- [EXTRACT]
┏━━

Garbage Collection (GC) in .NET
Memory management is one of the most important concepts in .NET. Developers often say “the Garbage Collector handles memory for you,” but few can clearly explain how it works, why it exists, and what you can do to work with it instead of against it.
This guide breaks down .NET’s Garbage Collection (GC) in a simple, practical way — with definitions, diagrams, examples, and real-world scenarios.
What Is Garbage Collection?
Garbage Collection (GC) is an automatic memory management system in .NET.
Its job is to:
- Allocate memory for new objects
- Track which objects are still in use
- Free memory for objects that are no longer needed
- Prevent memory leaks
- Reduce developer errors like dangling pointers
In short: GC keeps your application healthy by cleaning up unused objects automatically.
How GC Works in .NET
The .NET GC uses a generational, mark‑and‑compact algorithm.
Let’s break that down.
1. Generations (Gen 0, Gen 1, Gen 2)
Objects are grouped into generations based on their lifetime.
Generation 0
- Newly created objects
- Collected frequently
- Fastest to clean
Generation 1
- Surviving objects from Gen 0
- Medium‑lived objects
Generation 2
- Long‑lived objects
- Large objects
- Cleaned infrequently
Why generations?
Most objects die young.
So GC optimizes for that.
2. Mark Phase
GC pauses the application briefly and marks all objects that are still reachable.
Reachable means:
- Local variables
- Static references
- Objects referenced by other objects
Everything else is considered garbage.
3. Compact Phase
After marking, GC compacts memory by moving surviving objects together.
This reduces fragmentation and improves performance.
4. Large Object Heap (LOH)
Objects > 85 KB go to the Large Object Heap.
- Not compacted often (expensive to move large objects)
- Can cause fragmentation
- Avoid unnecessary large allocations
When Does GC Run?
GC runs automatically when:
- Memory is low
- Gen 0 fills up
- The system is under pressure
- You explicitly call
GC.Collect()(not recommended)
Should You Call GC.Collect()?
Almost never.
Calling it manually:
- Forces a full collection
- Pauses your app
- Hurts performance
- Breaks GC’s optimization logic
Use it only in rare scenarios:
- After a massive one‑time memory release
- In controlled environments (e.g., game engines)

┗━━

- [TASK DESCRIPTION]
Please transcribe the passage of the .NET garbage collection guide word for word, beginning at the words "Objects are grouped" and stopping after the words "Why generations?".

- [RECORDS]

┏━━

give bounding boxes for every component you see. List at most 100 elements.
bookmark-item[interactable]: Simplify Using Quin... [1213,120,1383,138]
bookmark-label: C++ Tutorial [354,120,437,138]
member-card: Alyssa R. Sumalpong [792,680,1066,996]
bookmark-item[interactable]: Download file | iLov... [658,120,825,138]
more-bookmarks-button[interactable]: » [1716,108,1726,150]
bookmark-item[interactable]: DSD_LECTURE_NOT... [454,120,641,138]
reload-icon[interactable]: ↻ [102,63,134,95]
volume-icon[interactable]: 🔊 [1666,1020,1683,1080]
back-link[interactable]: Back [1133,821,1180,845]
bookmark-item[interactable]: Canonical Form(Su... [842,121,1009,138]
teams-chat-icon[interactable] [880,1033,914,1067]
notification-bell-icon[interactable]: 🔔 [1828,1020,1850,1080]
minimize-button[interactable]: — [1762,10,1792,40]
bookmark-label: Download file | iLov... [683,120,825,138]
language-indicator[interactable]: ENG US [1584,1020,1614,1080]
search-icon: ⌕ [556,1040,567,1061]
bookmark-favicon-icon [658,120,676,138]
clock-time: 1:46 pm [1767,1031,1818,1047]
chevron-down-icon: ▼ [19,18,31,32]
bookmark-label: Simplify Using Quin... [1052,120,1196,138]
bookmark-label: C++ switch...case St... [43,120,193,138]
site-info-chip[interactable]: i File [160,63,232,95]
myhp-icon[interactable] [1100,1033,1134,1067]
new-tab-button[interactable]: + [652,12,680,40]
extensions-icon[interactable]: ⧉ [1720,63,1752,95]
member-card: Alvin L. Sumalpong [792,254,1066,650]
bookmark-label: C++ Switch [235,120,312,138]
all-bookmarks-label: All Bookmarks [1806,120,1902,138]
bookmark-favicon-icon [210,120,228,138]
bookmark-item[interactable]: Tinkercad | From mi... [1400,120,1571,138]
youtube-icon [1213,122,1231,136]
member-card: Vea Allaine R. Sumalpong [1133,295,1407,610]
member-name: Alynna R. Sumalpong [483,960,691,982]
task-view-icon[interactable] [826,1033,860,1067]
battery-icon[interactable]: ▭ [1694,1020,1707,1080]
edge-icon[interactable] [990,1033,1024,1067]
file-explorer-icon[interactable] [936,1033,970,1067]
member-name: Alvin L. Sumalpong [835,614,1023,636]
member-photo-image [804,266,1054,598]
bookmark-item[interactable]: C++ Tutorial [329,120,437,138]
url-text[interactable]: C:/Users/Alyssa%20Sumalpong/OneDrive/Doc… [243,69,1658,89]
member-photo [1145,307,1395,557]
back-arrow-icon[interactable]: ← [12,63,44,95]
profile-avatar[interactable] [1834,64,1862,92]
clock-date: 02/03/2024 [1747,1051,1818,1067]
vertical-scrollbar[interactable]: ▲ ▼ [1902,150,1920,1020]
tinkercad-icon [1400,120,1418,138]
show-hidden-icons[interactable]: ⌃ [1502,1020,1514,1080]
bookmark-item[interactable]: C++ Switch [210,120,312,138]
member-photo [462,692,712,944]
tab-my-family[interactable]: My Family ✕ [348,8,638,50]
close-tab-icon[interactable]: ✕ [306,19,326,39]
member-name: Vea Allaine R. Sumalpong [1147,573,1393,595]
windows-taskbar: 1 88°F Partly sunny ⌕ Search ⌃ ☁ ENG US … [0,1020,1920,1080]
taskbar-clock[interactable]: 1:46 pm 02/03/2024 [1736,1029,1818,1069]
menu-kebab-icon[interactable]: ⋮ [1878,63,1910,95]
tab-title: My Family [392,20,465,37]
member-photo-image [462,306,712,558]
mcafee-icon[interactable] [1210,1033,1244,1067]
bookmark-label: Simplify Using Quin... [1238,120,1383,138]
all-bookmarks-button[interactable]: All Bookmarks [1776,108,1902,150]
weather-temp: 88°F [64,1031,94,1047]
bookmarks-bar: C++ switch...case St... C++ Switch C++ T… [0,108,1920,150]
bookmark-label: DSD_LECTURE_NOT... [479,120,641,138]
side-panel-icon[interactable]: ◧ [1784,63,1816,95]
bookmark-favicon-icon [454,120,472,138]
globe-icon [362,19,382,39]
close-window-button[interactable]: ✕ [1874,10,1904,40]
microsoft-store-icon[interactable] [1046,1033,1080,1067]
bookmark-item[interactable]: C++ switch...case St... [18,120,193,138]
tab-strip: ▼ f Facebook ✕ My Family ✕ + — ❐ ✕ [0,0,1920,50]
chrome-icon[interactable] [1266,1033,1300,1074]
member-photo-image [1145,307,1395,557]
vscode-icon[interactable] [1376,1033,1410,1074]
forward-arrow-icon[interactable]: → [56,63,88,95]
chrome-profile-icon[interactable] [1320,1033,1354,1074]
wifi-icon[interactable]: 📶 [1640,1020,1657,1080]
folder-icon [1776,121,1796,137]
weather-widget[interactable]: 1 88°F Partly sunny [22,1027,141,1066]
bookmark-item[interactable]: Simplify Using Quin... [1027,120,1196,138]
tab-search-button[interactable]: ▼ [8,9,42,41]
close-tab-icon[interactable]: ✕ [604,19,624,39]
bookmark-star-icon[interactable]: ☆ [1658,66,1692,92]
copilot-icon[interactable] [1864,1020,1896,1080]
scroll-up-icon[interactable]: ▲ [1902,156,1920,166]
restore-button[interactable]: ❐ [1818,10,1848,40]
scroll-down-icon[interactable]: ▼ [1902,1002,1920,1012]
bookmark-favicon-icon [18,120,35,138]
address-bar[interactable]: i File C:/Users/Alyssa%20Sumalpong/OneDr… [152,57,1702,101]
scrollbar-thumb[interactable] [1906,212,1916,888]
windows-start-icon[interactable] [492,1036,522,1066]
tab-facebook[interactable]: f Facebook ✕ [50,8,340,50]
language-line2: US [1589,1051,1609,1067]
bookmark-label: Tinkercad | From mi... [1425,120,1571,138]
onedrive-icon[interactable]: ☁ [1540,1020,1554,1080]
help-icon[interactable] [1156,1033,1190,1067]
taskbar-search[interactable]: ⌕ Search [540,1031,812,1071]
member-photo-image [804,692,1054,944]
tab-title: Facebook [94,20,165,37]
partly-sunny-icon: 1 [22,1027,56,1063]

┗━━

- [WRITTEN SOLUTION]
Objects are grouped into generations based on their lifetime.
Generation 0
- Newly created objects
- Collected frequently
- Fastest to clean
Generation 1
- Surviving objects from Gen 0
- Medium‑lived objects
Generation 2
- Long‑lived objects
- Large objects
- Cleaned infrequently
Why generations?